**REQUIREMENTS**
Restate, word for word, every line of the data.

(Source data)
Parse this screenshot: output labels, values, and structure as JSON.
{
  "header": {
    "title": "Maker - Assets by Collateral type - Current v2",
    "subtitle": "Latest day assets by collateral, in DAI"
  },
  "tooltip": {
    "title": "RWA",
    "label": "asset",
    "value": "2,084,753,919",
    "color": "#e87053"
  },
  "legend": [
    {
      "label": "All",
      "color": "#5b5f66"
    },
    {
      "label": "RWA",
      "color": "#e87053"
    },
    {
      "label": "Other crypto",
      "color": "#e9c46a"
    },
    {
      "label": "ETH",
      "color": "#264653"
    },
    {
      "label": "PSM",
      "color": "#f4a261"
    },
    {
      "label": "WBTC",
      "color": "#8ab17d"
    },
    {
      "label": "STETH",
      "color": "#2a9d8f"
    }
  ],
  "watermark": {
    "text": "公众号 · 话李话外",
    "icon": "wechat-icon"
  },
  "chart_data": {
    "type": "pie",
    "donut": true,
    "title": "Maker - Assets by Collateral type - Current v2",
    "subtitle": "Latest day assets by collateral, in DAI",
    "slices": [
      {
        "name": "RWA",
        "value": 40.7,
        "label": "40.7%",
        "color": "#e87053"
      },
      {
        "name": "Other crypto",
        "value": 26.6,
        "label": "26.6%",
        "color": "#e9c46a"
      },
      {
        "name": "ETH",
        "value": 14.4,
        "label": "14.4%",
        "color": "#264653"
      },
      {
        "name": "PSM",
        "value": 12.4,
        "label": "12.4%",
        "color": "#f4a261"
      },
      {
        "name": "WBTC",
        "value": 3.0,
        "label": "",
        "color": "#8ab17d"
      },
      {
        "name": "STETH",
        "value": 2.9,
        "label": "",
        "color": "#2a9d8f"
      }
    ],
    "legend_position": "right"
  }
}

**EXPECTED ANSWER**
Parse this screenshot: output labels, values, and structure as JSON.
{
  "header": {
    "title": "Maker - Assets by Collateral type - Current v2",
    "subtitle": "Latest day assets by collateral, in DAI"
  },
  "tooltip": {
    "title": "RWA",
    "label": "asset",
    "value": "2,084,753,919",
    "color": "#e87053"
  },
  "legend": [
    {
      "label": "All",
      "color": "#5b5f66"
    },
    {
      "label": "RWA",
      "color": "#e87053"
    },
    {
      "label": "Other crypto",
      "color": "#e9c46a"
    },
    {
      "label": "ETH",
      "color": "#264653"
    },
    {
      "label": "PSM",
      "color": "#f4a261"
    },
    {
      "label": "WBTC",
      "color": "#8ab17d"
    },
    {
      "label": "STETH",
      "color": "#2a9d8f"
    }
  ],
  "watermark": {
    "text": "公众号 · 话李话外",
    "icon": "wechat-icon"
  },
  "chart_data": {
    "type": "pie",
    "donut": true,
    "title": "Maker - Assets by Collateral type - Current v2",
    "subtitle": "Latest day assets by collateral, in DAI",
    "slices": [
      {
        "name": "RWA",
        "value": 40.7,
        "label": "40.7%",
        "color": "#e87053"
      },
      {
        "name": "Other crypto",
        "value": 26.6,
        "label": "26.6%",
        "color": "#e9c46a"
      },
      {
        "name": "ETH",
        "value": 14.4,
        "label": "14.4%",
        "color": "#264653"
      },
      {
        "name": "PSM",
        "value": 12.4,
        "label": "12.4%",
        "color": "#f4a261"
      },
      {
        "name": "WBTC",
        "value": 3.0,
        "label": "",
        "color": "#8ab17d"
      },
      {
        "name": "STETH",
        "value": 2.9,
        "label": "",
        "color": "#2a9d8f"
      }
    ],
    "legend_position": "right"
  }
}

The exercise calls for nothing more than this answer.